| Records supplied |
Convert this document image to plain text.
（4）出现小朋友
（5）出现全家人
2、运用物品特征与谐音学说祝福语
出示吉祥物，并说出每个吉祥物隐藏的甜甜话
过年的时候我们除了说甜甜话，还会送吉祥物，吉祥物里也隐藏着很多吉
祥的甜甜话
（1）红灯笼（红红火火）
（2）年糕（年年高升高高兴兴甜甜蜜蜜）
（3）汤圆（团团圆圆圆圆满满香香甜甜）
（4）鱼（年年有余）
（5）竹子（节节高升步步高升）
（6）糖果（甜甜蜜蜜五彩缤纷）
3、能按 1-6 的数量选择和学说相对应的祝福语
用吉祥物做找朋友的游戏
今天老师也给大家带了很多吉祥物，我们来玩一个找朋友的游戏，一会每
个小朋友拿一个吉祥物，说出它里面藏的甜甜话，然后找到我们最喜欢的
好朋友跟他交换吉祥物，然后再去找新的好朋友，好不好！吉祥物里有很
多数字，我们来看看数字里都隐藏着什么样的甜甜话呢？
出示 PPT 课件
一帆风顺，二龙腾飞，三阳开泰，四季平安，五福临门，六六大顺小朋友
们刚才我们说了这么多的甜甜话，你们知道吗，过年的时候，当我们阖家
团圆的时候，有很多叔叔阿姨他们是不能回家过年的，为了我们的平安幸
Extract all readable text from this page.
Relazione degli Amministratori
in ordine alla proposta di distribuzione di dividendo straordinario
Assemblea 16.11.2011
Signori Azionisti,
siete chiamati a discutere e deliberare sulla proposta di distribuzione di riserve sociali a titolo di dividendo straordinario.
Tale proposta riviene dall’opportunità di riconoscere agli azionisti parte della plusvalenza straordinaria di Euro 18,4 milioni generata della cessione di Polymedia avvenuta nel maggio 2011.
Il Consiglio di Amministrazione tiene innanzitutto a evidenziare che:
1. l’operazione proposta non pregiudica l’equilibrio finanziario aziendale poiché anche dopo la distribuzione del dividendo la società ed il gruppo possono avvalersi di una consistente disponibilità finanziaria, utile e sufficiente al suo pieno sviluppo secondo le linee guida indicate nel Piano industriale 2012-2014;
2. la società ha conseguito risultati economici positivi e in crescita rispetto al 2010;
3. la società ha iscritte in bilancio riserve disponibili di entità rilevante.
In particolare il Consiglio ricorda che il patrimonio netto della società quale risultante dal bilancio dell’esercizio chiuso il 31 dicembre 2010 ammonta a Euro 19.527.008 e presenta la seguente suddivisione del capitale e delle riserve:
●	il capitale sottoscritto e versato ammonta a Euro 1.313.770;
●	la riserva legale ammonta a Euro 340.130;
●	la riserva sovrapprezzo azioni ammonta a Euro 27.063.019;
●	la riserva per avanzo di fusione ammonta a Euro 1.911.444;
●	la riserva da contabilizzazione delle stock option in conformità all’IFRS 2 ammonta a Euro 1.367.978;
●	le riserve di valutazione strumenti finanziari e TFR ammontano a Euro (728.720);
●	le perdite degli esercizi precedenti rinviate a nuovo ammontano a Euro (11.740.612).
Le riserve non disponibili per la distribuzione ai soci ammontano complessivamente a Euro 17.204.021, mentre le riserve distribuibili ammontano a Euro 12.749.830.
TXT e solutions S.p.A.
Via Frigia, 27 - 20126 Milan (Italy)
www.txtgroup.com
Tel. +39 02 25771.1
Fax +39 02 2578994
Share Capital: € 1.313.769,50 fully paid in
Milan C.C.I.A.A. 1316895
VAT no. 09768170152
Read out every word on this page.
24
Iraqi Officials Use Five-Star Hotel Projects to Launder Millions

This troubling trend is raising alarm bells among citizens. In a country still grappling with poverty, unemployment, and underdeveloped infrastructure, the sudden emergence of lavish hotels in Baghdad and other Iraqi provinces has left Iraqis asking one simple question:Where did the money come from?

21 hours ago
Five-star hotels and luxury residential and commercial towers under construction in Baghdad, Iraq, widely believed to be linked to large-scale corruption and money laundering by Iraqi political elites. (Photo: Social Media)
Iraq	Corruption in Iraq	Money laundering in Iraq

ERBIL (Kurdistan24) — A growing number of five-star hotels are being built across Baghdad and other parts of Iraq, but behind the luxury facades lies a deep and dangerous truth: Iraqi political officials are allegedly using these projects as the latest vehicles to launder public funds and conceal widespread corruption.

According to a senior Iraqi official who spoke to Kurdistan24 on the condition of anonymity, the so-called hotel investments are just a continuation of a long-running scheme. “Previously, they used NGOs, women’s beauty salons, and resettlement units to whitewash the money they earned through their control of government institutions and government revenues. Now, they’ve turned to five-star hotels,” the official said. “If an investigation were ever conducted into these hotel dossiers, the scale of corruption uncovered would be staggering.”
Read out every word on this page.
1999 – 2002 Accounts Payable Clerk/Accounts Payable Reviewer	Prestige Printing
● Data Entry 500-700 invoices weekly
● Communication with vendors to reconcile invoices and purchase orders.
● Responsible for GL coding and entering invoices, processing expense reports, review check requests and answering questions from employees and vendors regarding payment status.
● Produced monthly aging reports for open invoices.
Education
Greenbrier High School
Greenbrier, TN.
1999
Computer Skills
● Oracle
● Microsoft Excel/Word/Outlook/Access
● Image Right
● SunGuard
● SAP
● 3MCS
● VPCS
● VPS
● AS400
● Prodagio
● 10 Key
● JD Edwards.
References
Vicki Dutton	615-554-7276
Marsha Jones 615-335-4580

| Given instruction |
Every entry must be output again, exactly as written above.

| Exercise solution |
Convert this document image to plain text.
（4）出现小朋友
（5）出现全家人
2、运用物品特征与谐音学说祝福语
出示吉祥物，并说出每个吉祥物隐藏的甜甜话
过年的时候我们除了说甜甜话，还会送吉祥物，吉祥物里也隐藏着很多吉
祥的甜甜话
（1）红灯笼（红红火火）
（2）年糕（年年高升高高兴兴甜甜蜜蜜）
（3）汤圆（团团圆圆圆圆满满香香甜甜）
（4）鱼（年年有余）
（5）竹子（节节高升步步高升）
（6）糖果（甜甜蜜蜜五彩缤纷）
3、能按 1-6 的数量选择和学说相对应的祝福语
用吉祥物做找朋友的游戏
今天老师也给大家带了很多吉祥物，我们来玩一个找朋友的游戏，一会每
个小朋友拿一个吉祥物，说出它里面藏的甜甜话，然后找到我们最喜欢的
好朋友跟他交换吉祥物，然后再去找新的好朋友，好不好！吉祥物里有很
多数字，我们来看看数字里都隐藏着什么样的甜甜话呢？
出示 PPT 课件
一帆风顺，二龙腾飞，三阳开泰，四季平安，五福临门，六六大顺小朋友
们刚才我们说了这么多的甜甜话，你们知道吗，过年的时候，当我们阖家
团圆的时候，有很多叔叔阿姨他们是不能回家过年的，为了我们的平安幸
Extract all readable text from this page.
Relazione degli Amministratori
in ordine alla proposta di distribuzione di dividendo straordinario
Assemblea 16.11.2011
Signori Azionisti,
siete chiamati a discutere e deliberare sulla proposta di distribuzione di riserve sociali a titolo di dividendo straordinario.
Tale proposta riviene dall’opportunità di riconoscere agli azionisti parte della plusvalenza straordinaria di Euro 18,4 milioni generata della cessione di Polymedia avvenuta nel maggio 2011.
Il Consiglio di Amministrazione tiene innanzitutto a evidenziare che:
1. l’operazione proposta non pregiudica l’equilibrio finanziario aziendale poiché anche dopo la distribuzione del dividendo la società ed il gruppo possono avvalersi di una consistente disponibilità finanziaria, utile e sufficiente al suo pieno sviluppo secondo le linee guida indicate nel Piano industriale 2012-2014;
2. la società ha conseguito risultati economici positivi e in crescita rispetto al 2010;
3. la società ha iscritte in bilancio riserve disponibili di entità rilevante.
In particolare il Consiglio ricorda che il patrimonio netto della società quale risultante dal bilancio dell’esercizio chiuso il 31 dicembre 2010 ammonta a Euro 19.527.008 e presenta la seguente suddivisione del capitale e delle riserve:
●	il capitale sottoscritto e versato ammonta a Euro 1.313.770;
●	la riserva legale ammonta a Euro 340.130;
●	la riserva sovrapprezzo azioni ammonta a Euro 27.063.019;
●	la riserva per avanzo di fusione ammonta a Euro 1.911.444;
●	la riserva da contabilizzazione delle stock option in conformità all’IFRS 2 ammonta a Euro 1.367.978;
●	le riserve di valutazione strumenti finanziari e TFR ammontano a Euro (728.720);
●	le perdite degli esercizi precedenti rinviate a nuovo ammontano a Euro (11.740.612).
Le riserve non disponibili per la distribuzione ai soci ammontano complessivamente a Euro 17.204.021, mentre le riserve distribuibili ammontano a Euro 12.749.830.
TXT e solutions S.p.A.
Via Frigia, 27 - 20126 Milan (Italy)
www.txtgroup.com
Tel. +39 02 25771.1
Fax +39 02 2578994
Share Capital: € 1.313.769,50 fully paid in
Milan C.C.I.A.A. 1316895
VAT no. 09768170152
Read out every word on this page.
24
Iraqi Officials Use Five-Star Hotel Projects to Launder Millions

This troubling trend is raising alarm bells among citizens. In a country still grappling with poverty, unemployment, and underdeveloped infrastructure, the sudden emergence of lavish hotels in Baghdad and other Iraqi provinces has left Iraqis asking one simple question:Where did the money come from?

21 hours ago
Five-star hotels and luxury residential and commercial towers under construction in Baghdad, Iraq, widely believed to be linked to large-scale corruption and money laundering by Iraqi political elites. (Photo: Social Media)
Iraq	Corruption in Iraq	Money laundering in Iraq

ERBIL (Kurdistan24) — A growing number of five-star hotels are being built across Baghdad and other parts of Iraq, but behind the luxury facades lies a deep and dangerous truth: Iraqi political officials are allegedly using these projects as the latest vehicles to launder public funds and conceal widespread corruption.

According to a senior Iraqi official who spoke to Kurdistan24 on the condition of anonymity, the so-called hotel investments are just a continuation of a long-running scheme. “Previously, they used NGOs, women’s beauty salons, and resettlement units to whitewash the money they earned through their control of government institutions and government revenues. Now, they’ve turned to five-star hotels,” the official said. “If an investigation were ever conducted into these hotel dossiers, the scale of corruption uncovered would be staggering.”
Read out every word on this page.
1999 – 2002 Accounts Payable Clerk/Accounts Payable Reviewer	Prestige Printing
● Data Entry 500-700 invoices weekly
● Communication with vendors to reconcile invoices and purchase orders.
● Responsible for GL coding and entering invoices, processing expense reports, review check requests and answering questions from employees and vendors regarding payment status.
● Produced monthly aging reports for open invoices.
Education
Greenbrier High School
Greenbrier, TN.
1999
Computer Skills
● Oracle
● Microsoft Excel/Word/Outlook/Access
● Image Right
● SunGuard
● SAP
● 3MCS
● VPCS
● VPS
● AS400
● Prodagio
● 10 Key
● JD Edwards.
References
Vicki Dutton	615-554-7276
Marsha Jones 615-335-4580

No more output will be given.